**Consigne**
Répondez aux questions suivantes à partir de l'extrait sur l'intensité et la récupération :
(a) Quel volume d'entraînement l'extrait indique-t-il comme possible en faible intensité (Zones 1-2) ?
(b) Que recommande-t-il après une session de sprint ou un entraînement lourd ?
(c) Pendant la phase de base, à quel type d'entraînement le travail aérobie est-il intégré ?

**Extrait retenu**
......
Intensité et récupération : trouver l’équilibre
La manipulation de l’intensité est fondamentale car elle impacte directement la récupération nécessaire.
Entraînement de faible intensité (Zones 1-2) :
- Volume élevé possible (2-4 heures)
- Contrainte physiologique faible
- Récupération rapide
- Possibilité de s’entraîner à nouveau le lendemain
Intensité intermédiaire (Zone 3) :
- Durée moyenne à élevée
- Contrainte et adaptation modérées à élevées
- Récupération intermédiaire
Entraînement au seuil (Zone 4) :
- Contrainte physiologique importante
- Adaptations significatives
- Besoin de récupération substantiel
- Les athlètes d’endurance cherchent à travailler précisément à ce niveau pour maximiser les adaptations sans sur-fatigue
Haute intensité (Zones 5-6) :
- Travail de haute qualité
- Contrainte physiologique très élevée
- Nécessite une récupération importante
- Après une session de sprint ou un entraînement lourd, un jour de repos ou une séance légère est recommandé
Application pratique et périodisation
Intégration dans un plan d’entraînement
L’organisation de ces différents types d’intervalles dépend de la périodisation de votre saison :
Phase de base (loin des compétitions) :
- Focus sur le travail aérobie de faible intensité
- Construction de la base cardiovasculaire
- Intégration avec l’entraînement en force
Approche des compétitions :
- Augmentation progressive du travail au seuil
- Introduction du training VO2 max
- Intégration du sprint interval training (même pour les athlètes Hyrox)
......
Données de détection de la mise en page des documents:
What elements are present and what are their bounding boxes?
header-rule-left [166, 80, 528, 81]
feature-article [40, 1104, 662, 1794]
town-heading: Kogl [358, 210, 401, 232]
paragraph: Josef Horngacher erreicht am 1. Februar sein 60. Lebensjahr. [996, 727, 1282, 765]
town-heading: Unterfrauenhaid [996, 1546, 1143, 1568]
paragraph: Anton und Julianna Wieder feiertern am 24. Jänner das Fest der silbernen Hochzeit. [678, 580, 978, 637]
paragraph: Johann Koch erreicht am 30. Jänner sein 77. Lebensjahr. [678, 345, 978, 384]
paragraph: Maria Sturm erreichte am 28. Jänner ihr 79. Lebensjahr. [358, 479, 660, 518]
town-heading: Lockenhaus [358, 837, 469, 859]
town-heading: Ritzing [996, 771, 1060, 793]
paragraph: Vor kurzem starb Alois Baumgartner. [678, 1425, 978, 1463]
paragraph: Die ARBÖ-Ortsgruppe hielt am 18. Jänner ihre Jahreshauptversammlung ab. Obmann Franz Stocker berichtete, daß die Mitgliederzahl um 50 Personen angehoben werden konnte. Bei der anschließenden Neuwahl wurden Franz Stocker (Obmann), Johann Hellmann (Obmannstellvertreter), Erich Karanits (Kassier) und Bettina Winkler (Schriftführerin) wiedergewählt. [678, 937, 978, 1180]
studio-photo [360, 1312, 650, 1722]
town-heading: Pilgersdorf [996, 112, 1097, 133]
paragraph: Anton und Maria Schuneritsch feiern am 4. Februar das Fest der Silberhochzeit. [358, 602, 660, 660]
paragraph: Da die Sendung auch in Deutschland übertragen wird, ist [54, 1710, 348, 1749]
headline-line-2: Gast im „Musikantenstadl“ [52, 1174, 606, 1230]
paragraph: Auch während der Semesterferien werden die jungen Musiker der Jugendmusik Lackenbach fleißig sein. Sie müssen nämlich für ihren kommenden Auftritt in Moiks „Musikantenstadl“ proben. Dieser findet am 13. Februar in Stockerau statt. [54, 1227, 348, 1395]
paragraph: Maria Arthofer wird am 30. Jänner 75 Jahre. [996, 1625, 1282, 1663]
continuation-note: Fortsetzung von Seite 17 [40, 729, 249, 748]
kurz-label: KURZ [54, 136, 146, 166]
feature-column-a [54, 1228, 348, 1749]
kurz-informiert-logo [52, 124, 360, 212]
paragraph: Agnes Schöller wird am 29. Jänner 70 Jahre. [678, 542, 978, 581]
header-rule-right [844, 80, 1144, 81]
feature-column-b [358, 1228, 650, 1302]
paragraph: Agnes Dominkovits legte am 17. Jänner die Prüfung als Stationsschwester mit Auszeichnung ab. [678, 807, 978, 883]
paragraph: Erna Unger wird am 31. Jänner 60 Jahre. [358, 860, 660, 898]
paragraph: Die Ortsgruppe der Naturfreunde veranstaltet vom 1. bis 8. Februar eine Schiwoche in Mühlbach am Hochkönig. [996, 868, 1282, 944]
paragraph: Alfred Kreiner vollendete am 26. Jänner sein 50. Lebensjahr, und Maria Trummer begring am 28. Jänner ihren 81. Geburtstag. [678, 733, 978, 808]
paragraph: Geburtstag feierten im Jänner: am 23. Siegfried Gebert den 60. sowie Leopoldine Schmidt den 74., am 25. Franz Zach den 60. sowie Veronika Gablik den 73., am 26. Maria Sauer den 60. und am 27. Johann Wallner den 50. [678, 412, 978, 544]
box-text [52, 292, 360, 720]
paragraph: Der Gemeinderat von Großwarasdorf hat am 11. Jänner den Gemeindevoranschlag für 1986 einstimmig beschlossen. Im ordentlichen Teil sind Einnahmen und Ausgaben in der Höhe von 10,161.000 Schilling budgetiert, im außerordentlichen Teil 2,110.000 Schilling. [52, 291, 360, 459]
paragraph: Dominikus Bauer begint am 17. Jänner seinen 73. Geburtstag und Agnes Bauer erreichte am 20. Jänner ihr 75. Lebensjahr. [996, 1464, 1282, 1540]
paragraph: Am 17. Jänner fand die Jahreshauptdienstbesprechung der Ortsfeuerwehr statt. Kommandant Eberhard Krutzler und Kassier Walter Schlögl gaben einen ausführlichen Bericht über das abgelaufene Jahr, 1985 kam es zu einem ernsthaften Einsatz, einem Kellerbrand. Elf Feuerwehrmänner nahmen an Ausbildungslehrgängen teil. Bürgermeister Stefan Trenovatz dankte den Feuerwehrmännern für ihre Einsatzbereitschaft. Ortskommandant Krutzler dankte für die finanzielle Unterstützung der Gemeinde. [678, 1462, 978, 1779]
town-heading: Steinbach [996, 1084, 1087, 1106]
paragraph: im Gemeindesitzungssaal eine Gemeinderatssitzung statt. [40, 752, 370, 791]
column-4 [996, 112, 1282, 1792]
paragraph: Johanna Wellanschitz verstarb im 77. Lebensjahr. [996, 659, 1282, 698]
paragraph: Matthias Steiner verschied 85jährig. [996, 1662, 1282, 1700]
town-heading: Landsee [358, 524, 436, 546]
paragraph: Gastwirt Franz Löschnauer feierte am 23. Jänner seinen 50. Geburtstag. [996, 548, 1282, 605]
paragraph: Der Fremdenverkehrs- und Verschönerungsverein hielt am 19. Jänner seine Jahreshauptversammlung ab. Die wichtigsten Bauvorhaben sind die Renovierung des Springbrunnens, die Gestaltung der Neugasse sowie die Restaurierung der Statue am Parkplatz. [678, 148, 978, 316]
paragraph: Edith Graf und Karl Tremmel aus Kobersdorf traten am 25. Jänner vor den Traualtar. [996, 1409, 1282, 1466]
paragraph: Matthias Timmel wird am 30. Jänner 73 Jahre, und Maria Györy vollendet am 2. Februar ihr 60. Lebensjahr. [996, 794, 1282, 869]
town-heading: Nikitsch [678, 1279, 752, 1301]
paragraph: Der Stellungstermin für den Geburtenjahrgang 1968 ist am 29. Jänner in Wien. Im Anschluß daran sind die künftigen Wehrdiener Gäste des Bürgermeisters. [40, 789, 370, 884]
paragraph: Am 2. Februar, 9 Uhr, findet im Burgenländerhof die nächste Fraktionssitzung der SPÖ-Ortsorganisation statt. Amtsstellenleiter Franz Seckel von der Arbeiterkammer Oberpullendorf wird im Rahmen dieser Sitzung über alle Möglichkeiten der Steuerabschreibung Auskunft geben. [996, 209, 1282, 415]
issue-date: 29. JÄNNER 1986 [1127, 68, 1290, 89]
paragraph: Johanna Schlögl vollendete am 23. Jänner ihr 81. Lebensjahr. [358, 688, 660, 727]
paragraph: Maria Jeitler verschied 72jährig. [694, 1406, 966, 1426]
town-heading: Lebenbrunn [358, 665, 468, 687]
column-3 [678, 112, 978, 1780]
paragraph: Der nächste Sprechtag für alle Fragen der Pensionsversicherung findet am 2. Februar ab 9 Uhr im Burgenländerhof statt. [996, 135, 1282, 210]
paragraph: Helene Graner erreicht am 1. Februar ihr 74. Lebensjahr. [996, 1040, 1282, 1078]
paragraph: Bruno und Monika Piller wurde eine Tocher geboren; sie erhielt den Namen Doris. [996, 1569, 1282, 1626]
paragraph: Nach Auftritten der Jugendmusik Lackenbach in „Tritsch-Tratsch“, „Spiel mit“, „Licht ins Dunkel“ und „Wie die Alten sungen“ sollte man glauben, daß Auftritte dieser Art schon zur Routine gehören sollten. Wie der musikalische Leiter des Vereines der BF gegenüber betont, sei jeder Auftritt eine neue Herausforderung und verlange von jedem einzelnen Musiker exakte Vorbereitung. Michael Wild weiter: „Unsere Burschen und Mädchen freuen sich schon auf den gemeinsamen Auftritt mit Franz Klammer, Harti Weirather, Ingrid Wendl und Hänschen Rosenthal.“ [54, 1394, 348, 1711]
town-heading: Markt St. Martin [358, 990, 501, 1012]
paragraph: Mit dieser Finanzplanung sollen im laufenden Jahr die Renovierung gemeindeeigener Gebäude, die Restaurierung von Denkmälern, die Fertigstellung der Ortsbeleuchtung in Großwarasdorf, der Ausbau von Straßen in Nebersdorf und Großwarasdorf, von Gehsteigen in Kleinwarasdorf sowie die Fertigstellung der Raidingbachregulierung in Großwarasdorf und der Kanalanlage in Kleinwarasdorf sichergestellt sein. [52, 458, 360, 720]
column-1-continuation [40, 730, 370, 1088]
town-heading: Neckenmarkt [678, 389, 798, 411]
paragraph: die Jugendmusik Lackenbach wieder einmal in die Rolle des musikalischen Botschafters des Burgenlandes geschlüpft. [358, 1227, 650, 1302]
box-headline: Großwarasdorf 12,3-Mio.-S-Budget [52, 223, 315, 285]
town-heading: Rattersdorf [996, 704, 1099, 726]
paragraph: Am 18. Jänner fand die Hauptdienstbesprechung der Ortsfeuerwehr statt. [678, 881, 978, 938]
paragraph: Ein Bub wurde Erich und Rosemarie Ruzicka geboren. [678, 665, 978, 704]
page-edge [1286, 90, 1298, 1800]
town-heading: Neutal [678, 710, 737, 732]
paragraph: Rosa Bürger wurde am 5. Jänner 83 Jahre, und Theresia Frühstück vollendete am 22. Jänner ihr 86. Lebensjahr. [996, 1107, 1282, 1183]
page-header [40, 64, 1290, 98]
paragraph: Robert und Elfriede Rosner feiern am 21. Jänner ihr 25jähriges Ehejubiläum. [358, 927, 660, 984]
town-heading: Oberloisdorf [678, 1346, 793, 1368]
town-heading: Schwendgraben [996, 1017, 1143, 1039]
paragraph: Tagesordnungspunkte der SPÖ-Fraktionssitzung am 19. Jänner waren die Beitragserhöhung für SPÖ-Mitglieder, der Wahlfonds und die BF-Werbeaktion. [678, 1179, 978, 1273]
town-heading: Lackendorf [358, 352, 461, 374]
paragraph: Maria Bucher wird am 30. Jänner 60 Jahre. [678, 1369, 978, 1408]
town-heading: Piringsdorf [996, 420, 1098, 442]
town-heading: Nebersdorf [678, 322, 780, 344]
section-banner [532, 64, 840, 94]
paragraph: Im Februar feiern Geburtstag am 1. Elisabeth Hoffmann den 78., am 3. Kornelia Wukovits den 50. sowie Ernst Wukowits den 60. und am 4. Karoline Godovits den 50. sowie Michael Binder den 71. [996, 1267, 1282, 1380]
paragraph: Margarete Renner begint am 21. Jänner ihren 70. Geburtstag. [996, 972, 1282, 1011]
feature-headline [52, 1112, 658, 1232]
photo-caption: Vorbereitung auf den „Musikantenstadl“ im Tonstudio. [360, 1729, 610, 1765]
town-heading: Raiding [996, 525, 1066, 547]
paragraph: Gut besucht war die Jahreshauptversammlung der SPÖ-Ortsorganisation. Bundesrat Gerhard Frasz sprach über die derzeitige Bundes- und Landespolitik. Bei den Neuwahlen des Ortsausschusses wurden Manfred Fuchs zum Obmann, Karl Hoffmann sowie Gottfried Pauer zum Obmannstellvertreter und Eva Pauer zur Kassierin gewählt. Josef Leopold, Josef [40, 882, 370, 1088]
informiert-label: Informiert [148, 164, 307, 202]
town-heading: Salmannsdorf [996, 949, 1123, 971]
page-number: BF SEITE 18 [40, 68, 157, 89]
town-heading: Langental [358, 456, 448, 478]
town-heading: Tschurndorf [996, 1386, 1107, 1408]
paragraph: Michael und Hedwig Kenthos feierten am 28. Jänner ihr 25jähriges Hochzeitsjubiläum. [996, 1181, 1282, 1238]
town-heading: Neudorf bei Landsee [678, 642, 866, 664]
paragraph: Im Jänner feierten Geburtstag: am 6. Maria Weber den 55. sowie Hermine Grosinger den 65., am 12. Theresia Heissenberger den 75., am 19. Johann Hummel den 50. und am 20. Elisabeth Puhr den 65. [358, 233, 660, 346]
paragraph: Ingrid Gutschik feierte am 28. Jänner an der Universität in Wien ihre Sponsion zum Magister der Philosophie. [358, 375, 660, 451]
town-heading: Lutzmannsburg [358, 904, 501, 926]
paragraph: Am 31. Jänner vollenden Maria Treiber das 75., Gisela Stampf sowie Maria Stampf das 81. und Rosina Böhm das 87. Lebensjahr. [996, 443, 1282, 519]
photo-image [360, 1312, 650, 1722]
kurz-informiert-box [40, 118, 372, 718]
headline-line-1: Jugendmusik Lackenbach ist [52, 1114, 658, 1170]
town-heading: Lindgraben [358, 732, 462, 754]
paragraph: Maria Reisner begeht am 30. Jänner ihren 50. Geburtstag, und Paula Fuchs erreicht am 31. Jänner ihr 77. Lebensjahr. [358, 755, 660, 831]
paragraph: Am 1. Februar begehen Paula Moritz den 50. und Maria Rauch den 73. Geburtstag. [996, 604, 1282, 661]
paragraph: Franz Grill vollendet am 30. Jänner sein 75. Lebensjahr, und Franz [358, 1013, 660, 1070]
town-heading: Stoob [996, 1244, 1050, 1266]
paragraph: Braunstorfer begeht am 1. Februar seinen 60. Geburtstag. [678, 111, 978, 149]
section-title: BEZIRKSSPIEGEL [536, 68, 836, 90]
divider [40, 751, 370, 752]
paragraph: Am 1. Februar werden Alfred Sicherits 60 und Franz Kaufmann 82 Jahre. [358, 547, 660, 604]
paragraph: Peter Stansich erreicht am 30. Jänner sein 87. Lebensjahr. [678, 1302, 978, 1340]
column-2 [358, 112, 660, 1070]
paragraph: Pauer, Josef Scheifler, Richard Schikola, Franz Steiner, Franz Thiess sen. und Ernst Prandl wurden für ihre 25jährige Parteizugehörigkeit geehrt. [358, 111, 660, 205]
......
**Corrigé**
(a) Un volume élevé, de 2 à 4 heures.
(b) Un jour de repos ou une séance légère.
(c) À l'entraînement en force.